» **EXERCISE OBJECTIVE**
Copy every line of the listing that holds the string "дробопитателя".
=== MATERIAL FOR THE TASK ===
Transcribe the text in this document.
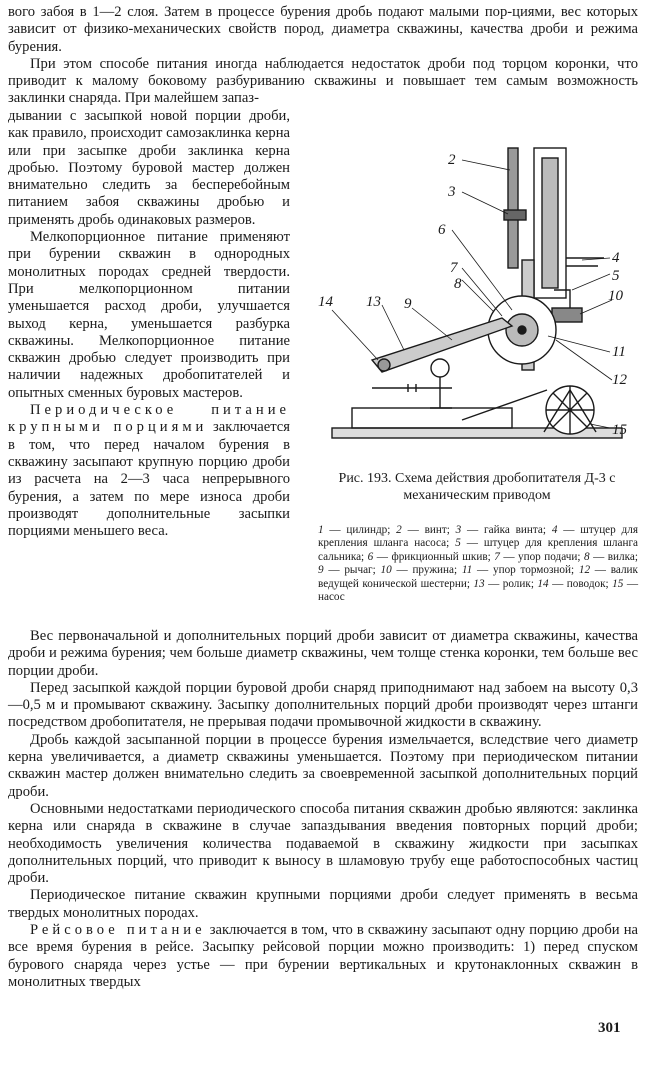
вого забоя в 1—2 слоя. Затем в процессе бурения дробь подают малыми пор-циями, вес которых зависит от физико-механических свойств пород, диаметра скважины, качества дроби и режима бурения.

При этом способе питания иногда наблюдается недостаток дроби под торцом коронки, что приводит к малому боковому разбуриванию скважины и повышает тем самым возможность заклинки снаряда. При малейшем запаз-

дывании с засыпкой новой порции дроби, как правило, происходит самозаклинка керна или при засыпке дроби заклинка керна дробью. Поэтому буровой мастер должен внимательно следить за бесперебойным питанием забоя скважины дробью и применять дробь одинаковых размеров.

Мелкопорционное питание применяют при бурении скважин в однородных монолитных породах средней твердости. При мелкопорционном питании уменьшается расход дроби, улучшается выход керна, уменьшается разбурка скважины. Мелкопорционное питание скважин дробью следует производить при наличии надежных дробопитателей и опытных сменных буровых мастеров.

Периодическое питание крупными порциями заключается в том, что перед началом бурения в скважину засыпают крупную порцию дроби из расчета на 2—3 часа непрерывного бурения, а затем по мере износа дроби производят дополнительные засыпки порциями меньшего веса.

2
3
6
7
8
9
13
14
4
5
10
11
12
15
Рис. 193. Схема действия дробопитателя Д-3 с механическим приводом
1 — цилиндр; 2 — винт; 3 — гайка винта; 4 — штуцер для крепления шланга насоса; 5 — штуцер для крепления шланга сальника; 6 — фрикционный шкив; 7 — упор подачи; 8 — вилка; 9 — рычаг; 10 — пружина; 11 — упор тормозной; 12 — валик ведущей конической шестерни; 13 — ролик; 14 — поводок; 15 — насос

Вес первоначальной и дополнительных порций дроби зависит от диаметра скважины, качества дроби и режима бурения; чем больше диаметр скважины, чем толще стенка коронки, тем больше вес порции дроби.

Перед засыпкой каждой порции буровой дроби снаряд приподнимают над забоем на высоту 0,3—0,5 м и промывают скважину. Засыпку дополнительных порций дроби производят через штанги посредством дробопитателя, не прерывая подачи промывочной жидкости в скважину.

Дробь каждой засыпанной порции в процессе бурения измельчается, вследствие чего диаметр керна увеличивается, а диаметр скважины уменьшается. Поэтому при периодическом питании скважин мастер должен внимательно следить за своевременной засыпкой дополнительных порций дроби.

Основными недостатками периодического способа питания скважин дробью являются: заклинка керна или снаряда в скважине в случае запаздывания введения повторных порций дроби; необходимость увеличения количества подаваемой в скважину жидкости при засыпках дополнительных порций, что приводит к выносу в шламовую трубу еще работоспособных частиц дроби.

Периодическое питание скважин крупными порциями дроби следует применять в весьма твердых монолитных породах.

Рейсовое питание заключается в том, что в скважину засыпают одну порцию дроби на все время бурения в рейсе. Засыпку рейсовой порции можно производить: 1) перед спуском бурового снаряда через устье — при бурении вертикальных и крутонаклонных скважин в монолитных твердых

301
===
» **EXERCISE OUTPUT**
Рис. 193. Схема действия дробопитателя Д-3 с механическим приводом
Перед засыпкой каждой порции буровой дроби снаряд приподнимают над забоем на высоту 0,3—0,5 м и промывают скважину. Засыпку дополнительных порций дроби производят через штанги посредством дробопитателя, не прерывая подачи промывочной жидкости в скважину.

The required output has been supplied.